■ **What the task requires**: Gather from the listing below each line that includes the word "Lake", and copy it.

■ **Available data**:
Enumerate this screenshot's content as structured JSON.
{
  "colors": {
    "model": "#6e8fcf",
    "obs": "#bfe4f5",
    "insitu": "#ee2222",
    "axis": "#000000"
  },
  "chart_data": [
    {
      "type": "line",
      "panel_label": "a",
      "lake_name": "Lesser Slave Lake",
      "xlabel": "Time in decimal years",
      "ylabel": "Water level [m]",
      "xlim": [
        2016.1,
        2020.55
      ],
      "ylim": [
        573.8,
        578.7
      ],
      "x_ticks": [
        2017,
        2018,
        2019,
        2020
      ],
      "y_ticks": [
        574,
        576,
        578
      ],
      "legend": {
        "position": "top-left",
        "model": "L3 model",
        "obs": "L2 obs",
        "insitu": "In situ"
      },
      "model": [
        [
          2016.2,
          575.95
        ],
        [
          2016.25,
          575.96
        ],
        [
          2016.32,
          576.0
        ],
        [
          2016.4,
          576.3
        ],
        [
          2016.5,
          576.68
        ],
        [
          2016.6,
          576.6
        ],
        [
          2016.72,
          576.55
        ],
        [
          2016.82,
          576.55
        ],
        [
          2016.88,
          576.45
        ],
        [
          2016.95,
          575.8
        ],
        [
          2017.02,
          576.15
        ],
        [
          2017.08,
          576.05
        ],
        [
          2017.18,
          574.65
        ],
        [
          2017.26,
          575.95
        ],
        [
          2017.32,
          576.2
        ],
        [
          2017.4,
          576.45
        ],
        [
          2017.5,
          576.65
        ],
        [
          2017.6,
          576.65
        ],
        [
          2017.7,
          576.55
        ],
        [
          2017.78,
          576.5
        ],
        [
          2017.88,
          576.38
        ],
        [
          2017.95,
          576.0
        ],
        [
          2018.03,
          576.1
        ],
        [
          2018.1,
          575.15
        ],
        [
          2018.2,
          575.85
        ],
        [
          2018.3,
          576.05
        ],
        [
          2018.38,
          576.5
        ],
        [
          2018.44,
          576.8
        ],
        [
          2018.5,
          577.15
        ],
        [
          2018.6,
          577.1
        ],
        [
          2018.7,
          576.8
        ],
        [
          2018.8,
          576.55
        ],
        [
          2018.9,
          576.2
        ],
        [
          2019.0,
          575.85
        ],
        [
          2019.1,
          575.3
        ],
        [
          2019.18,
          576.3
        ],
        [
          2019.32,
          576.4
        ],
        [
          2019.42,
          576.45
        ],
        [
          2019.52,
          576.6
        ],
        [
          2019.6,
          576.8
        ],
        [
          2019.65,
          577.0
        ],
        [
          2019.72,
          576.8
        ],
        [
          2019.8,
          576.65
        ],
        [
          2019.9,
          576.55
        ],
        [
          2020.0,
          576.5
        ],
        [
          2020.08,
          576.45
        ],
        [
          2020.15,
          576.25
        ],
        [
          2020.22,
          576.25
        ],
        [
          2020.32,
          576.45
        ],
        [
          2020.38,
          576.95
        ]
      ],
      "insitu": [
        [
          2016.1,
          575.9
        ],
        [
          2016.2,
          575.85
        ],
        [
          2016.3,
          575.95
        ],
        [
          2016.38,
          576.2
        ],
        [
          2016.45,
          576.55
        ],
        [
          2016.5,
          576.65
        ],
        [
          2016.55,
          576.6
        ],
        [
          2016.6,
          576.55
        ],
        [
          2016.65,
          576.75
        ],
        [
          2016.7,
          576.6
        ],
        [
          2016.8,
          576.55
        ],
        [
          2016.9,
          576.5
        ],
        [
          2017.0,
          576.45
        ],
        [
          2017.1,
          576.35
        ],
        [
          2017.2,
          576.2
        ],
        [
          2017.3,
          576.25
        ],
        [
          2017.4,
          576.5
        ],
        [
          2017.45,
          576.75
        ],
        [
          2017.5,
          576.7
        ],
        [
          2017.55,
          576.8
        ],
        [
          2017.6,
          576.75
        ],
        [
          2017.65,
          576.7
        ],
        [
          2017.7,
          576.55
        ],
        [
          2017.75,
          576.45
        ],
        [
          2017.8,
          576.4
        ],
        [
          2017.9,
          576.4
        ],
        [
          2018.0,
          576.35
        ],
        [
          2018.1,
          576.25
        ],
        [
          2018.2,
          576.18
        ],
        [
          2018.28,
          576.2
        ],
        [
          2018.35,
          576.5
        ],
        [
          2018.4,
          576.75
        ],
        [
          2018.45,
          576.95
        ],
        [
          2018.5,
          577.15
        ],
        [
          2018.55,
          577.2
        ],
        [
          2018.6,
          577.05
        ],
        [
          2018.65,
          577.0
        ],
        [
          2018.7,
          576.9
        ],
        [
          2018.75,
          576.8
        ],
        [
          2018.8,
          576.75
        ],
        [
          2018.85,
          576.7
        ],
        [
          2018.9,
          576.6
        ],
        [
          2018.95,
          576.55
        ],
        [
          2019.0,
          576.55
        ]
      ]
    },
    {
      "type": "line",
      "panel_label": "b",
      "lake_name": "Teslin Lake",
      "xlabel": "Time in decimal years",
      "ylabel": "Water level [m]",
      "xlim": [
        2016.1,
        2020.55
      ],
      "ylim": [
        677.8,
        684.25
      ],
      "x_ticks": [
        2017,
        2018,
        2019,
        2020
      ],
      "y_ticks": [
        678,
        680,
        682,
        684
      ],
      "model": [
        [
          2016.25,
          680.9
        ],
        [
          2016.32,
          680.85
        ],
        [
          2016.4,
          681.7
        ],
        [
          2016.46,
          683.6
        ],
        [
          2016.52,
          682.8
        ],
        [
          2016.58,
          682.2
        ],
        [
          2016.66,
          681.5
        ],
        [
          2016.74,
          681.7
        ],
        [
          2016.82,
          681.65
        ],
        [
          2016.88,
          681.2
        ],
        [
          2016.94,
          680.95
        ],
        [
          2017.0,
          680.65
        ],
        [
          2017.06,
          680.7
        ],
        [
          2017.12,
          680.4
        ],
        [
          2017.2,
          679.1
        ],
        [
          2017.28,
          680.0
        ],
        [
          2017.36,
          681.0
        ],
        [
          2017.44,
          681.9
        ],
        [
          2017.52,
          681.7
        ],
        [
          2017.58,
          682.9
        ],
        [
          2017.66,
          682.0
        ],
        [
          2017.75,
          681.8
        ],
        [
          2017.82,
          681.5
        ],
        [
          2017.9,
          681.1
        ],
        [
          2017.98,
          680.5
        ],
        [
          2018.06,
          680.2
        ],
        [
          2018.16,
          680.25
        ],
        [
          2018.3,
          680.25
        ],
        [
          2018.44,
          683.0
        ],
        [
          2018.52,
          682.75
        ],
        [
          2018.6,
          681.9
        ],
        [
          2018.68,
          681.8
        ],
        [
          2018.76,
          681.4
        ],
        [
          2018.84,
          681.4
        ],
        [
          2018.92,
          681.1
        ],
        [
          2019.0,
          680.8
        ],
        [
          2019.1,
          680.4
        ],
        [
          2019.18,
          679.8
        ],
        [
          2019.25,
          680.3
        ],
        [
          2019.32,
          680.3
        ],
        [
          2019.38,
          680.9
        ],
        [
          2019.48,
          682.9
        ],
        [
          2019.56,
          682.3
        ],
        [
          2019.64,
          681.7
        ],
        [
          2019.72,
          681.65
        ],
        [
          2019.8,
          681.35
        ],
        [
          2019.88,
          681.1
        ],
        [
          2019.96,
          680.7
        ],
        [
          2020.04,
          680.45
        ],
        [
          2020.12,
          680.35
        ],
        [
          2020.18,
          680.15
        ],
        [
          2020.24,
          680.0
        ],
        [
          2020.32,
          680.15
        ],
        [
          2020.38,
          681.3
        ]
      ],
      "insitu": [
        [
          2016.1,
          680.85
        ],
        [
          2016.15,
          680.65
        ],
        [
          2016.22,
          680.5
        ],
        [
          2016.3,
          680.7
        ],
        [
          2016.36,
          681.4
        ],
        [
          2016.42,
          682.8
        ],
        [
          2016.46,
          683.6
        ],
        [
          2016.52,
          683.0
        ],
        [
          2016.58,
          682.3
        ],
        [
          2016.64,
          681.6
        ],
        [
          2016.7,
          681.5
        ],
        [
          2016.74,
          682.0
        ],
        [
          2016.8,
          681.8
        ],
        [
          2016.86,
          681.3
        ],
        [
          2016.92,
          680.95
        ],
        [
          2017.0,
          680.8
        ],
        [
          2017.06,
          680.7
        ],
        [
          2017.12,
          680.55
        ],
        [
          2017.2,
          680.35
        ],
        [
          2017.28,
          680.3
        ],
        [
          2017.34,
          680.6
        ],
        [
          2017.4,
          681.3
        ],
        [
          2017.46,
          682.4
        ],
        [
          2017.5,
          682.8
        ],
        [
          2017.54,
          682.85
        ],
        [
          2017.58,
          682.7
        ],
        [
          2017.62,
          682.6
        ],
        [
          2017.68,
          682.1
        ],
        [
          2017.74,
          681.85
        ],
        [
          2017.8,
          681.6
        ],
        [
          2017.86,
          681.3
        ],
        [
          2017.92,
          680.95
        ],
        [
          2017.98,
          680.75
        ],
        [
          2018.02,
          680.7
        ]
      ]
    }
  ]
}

■ **Output**:
      "lake_name": "Lesser Slave Lake",
      "lake_name": "Teslin Lake",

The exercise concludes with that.